• [Task details]:
State how many lines in the records hold the word "дети", giving the number and no other text.

• [Record excerpts]:
_____

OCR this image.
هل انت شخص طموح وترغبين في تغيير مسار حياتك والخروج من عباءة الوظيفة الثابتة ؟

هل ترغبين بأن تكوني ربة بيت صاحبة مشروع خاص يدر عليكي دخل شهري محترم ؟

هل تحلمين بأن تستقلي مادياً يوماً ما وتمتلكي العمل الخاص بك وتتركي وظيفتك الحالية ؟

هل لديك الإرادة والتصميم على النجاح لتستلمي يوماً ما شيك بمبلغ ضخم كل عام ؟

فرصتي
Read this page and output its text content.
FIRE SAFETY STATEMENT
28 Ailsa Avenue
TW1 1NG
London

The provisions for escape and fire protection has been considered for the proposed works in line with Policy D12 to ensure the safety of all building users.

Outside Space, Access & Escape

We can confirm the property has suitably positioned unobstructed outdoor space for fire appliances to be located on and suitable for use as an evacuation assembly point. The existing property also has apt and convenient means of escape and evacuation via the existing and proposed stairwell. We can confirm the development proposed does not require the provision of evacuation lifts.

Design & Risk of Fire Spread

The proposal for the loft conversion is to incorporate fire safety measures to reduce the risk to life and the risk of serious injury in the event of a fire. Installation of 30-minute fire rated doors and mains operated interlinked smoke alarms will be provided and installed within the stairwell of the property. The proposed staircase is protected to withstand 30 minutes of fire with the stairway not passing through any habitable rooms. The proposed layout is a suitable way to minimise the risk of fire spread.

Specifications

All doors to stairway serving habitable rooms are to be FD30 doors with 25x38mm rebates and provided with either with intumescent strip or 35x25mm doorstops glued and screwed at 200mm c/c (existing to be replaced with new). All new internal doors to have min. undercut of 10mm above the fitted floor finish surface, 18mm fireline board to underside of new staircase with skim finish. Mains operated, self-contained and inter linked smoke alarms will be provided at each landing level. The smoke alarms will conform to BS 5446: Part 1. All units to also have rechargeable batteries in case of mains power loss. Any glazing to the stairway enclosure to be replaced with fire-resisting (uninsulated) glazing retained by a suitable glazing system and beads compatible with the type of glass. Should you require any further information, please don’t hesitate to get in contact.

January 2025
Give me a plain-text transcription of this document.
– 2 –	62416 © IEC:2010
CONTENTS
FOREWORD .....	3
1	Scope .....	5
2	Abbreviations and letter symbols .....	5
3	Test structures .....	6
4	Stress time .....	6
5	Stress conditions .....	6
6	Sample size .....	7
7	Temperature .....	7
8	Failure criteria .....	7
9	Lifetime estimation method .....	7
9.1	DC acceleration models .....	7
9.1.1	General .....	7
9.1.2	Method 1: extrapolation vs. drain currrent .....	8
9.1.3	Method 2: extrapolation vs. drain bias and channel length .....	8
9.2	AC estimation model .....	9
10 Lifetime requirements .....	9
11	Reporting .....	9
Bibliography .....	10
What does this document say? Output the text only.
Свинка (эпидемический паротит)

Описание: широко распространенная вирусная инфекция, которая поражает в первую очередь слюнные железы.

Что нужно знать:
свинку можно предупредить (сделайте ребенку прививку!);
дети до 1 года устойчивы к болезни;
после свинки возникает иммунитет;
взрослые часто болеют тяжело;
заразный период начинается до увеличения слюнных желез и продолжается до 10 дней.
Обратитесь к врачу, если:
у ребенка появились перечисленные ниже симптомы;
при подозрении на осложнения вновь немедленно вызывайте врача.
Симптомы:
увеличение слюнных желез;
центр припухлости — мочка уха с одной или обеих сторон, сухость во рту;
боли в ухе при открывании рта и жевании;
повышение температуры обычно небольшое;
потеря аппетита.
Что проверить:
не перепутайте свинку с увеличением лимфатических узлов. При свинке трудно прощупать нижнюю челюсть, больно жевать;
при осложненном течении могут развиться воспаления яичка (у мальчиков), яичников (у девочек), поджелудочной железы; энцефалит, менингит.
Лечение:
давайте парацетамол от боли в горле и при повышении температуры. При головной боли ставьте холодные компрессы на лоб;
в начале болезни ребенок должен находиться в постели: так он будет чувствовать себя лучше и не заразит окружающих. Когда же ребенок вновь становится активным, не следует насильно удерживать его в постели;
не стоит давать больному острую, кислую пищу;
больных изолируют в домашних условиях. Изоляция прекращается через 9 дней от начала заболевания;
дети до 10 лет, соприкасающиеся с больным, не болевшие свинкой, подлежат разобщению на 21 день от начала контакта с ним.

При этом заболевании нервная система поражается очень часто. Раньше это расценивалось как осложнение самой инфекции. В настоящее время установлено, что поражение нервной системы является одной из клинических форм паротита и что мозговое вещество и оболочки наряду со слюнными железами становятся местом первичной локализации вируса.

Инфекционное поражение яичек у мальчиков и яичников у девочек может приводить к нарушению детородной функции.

_____

• [Exercise result]:
2